» **Set exercise**
Transcribe the full listing below exactly.

━━━━━ Dataset entries

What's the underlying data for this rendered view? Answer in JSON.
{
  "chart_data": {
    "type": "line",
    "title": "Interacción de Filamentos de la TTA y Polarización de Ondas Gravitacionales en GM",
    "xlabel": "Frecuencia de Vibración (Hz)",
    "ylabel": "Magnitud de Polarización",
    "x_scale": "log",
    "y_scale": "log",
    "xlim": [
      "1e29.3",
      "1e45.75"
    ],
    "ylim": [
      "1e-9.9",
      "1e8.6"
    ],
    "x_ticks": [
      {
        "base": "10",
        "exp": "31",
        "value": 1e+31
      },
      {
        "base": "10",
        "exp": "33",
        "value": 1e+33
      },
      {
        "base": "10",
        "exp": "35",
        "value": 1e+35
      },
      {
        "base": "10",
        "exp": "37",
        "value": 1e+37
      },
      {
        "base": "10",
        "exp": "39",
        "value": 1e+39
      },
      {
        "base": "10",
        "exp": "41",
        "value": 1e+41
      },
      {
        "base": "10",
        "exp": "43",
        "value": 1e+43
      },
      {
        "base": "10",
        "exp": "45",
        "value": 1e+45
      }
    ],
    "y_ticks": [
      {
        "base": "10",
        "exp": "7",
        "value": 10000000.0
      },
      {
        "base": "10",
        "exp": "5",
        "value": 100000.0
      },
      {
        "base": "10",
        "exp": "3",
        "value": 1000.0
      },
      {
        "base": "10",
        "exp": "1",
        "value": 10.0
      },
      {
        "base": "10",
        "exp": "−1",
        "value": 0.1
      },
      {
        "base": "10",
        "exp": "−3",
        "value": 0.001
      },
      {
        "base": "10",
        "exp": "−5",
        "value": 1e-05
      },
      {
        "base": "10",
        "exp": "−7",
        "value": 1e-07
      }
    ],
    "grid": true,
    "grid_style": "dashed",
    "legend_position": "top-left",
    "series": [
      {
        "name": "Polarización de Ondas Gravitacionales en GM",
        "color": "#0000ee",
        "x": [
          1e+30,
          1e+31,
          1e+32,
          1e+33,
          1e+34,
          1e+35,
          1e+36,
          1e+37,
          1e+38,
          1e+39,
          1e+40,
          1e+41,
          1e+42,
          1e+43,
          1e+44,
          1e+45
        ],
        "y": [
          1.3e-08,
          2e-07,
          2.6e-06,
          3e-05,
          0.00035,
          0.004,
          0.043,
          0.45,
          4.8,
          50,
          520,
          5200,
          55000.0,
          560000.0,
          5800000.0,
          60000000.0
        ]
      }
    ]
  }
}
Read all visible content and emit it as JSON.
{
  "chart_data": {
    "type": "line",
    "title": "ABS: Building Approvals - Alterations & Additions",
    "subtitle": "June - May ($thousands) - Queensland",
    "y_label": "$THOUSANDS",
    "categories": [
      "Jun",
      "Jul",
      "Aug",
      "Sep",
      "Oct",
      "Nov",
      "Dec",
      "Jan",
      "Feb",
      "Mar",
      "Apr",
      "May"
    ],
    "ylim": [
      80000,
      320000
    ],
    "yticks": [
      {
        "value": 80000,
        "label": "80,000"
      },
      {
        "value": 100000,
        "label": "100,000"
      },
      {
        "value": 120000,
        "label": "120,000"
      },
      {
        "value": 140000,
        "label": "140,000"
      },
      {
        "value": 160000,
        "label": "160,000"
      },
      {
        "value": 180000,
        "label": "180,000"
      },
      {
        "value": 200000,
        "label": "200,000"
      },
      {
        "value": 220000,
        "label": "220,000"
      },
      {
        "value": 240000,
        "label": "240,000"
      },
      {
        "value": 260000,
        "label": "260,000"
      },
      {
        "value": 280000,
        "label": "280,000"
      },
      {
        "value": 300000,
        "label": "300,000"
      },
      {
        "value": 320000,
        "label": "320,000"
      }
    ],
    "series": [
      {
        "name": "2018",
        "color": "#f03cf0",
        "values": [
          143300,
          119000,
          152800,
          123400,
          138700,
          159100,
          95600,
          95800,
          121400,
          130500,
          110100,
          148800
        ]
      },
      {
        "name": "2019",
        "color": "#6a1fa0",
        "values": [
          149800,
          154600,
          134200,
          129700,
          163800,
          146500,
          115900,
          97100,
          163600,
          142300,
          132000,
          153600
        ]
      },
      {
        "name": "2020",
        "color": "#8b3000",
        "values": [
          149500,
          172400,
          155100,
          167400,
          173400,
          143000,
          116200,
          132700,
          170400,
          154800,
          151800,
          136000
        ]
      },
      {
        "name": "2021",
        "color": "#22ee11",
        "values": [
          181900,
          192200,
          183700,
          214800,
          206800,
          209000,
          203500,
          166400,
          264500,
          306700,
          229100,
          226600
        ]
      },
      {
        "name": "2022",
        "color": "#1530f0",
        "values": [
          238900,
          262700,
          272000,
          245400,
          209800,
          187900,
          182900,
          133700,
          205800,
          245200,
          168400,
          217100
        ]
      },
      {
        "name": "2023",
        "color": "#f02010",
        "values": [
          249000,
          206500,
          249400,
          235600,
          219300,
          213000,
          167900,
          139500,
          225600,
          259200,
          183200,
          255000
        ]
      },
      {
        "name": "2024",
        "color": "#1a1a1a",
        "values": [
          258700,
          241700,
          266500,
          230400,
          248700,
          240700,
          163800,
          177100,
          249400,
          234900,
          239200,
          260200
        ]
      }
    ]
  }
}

━━━━━━━━━━

» **Finished exercise**
What's the underlying data for this rendered view? Answer in JSON.
{
  "chart_data": {
    "type": "line",
    "title": "Interacción de Filamentos de la TTA y Polarización de Ondas Gravitacionales en GM",
    "xlabel": "Frecuencia de Vibración (Hz)",
    "ylabel": "Magnitud de Polarización",
    "x_scale": "log",
    "y_scale": "log",
    "xlim": [
      "1e29.3",
      "1e45.75"
    ],
    "ylim": [
      "1e-9.9",
      "1e8.6"
    ],
    "x_ticks": [
      {
        "base": "10",
        "exp": "31",
        "value": 1e+31
      },
      {
        "base": "10",
        "exp": "33",
        "value": 1e+33
      },
      {
        "base": "10",
        "exp": "35",
        "value": 1e+35
      },
      {
        "base": "10",
        "exp": "37",
        "value": 1e+37
      },
      {
        "base": "10",
        "exp": "39",
        "value": 1e+39
      },
      {
        "base": "10",
        "exp": "41",
        "value": 1e+41
      },
      {
        "base": "10",
        "exp": "43",
        "value": 1e+43
      },
      {
        "base": "10",
        "exp": "45",
        "value": 1e+45
      }
    ],
    "y_ticks": [
      {
        "base": "10",
        "exp": "7",
        "value": 10000000.0
      },
      {
        "base": "10",
        "exp": "5",
        "value": 100000.0
      },
      {
        "base": "10",
        "exp": "3",
        "value": 1000.0
      },
      {
        "base": "10",
        "exp": "1",
        "value": 10.0
      },
      {
        "base": "10",
        "exp": "−1",
        "value": 0.1
      },
      {
        "base": "10",
        "exp": "−3",
        "value": 0.001
      },
      {
        "base": "10",
        "exp": "−5",
        "value": 1e-05
      },
      {
        "base": "10",
        "exp": "−7",
        "value": 1e-07
      }
    ],
    "grid": true,
    "grid_style": "dashed",
    "legend_position": "top-left",
    "series": [
      {
        "name": "Polarización de Ondas Gravitacionales en GM",
        "color": "#0000ee",
        "x": [
          1e+30,
          1e+31,
          1e+32,
          1e+33,
          1e+34,
          1e+35,
          1e+36,
          1e+37,
          1e+38,
          1e+39,
          1e+40,
          1e+41,
          1e+42,
          1e+43,
          1e+44,
          1e+45
        ],
        "y": [
          1.3e-08,
          2e-07,
          2.6e-06,
          3e-05,
          0.00035,
          0.004,
          0.043,
          0.45,
          4.8,
          50,
          520,
          5200,
          55000.0,
          560000.0,
          5800000.0,
          60000000.0
        ]
      }
    ]
  }
}
Read all visible content and emit it as JSON.
{
  "chart_data": {
    "type": "line",
    "title": "ABS: Building Approvals - Alterations & Additions",
    "subtitle": "June - May ($thousands) - Queensland",
    "y_label": "$THOUSANDS",
    "categories": [
      "Jun",
      "Jul",
      "Aug",
      "Sep",
      "Oct",
      "Nov",
      "Dec",
      "Jan",
      "Feb",
      "Mar",
      "Apr",
      "May"
    ],
    "ylim": [
      80000,
      320000
    ],
    "yticks": [
      {
        "value": 80000,
        "label": "80,000"
      },
      {
        "value": 100000,
        "label": "100,000"
      },
      {
        "value": 120000,
        "label": "120,000"
      },
      {
        "value": 140000,
        "label": "140,000"
      },
      {
        "value": 160000,
        "label": "160,000"
      },
      {
        "value": 180000,
        "label": "180,000"
      },
      {
        "value": 200000,
        "label": "200,000"
      },
      {
        "value": 220000,
        "label": "220,000"
      },
      {
        "value": 240000,
        "label": "240,000"
      },
      {
        "value": 260000,
        "label": "260,000"
      },
      {
        "value": 280000,
        "label": "280,000"
      },
      {
        "value": 300000,
        "label": "300,000"
      },
      {
        "value": 320000,
        "label": "320,000"
      }
    ],
    "series": [
      {
        "name": "2018",
        "color": "#f03cf0",
        "values": [
          143300,
          119000,
          152800,
          123400,
          138700,
          159100,
          95600,
          95800,
          121400,
          130500,
          110100,
          148800
        ]
      },
      {
        "name": "2019",
        "color": "#6a1fa0",
        "values": [
          149800,
          154600,
          134200,
          129700,
          163800,
          146500,
          115900,
          97100,
          163600,
          142300,
          132000,
          153600
        ]
      },
      {
        "name": "2020",
        "color": "#8b3000",
        "values": [
          149500,
          172400,
          155100,
          167400,
          173400,
          143000,
          116200,
          132700,
          170400,
          154800,
          151800,
          136000
        ]
      },
      {
        "name": "2021",
        "color": "#22ee11",
        "values": [
          181900,
          192200,
          183700,
          214800,
          206800,
          209000,
          203500,
          166400,
          264500,
          306700,
          229100,
          226600
        ]
      },
      {
        "name": "2022",
        "color": "#1530f0",
        "values": [
          238900,
          262700,
          272000,
          245400,
          209800,
          187900,
          182900,
          133700,
          205800,
          245200,
          168400,
          217100
        ]
      },
      {
        "name": "2023",
        "color": "#f02010",
        "values": [
          249000,
          206500,
          249400,
          235600,
          219300,
          213000,
          167900,
          139500,
          225600,
          259200,
          183200,
          255000
        ]
      },
      {
        "name": "2024",
        "color": "#1a1a1a",
        "values": [
          258700,
          241700,
          266500,
          230400,
          248700,
          240700,
          163800,
          177100,
          249400,
          234900,
          239200,
          260200
        ]
      }
    ]
  }
}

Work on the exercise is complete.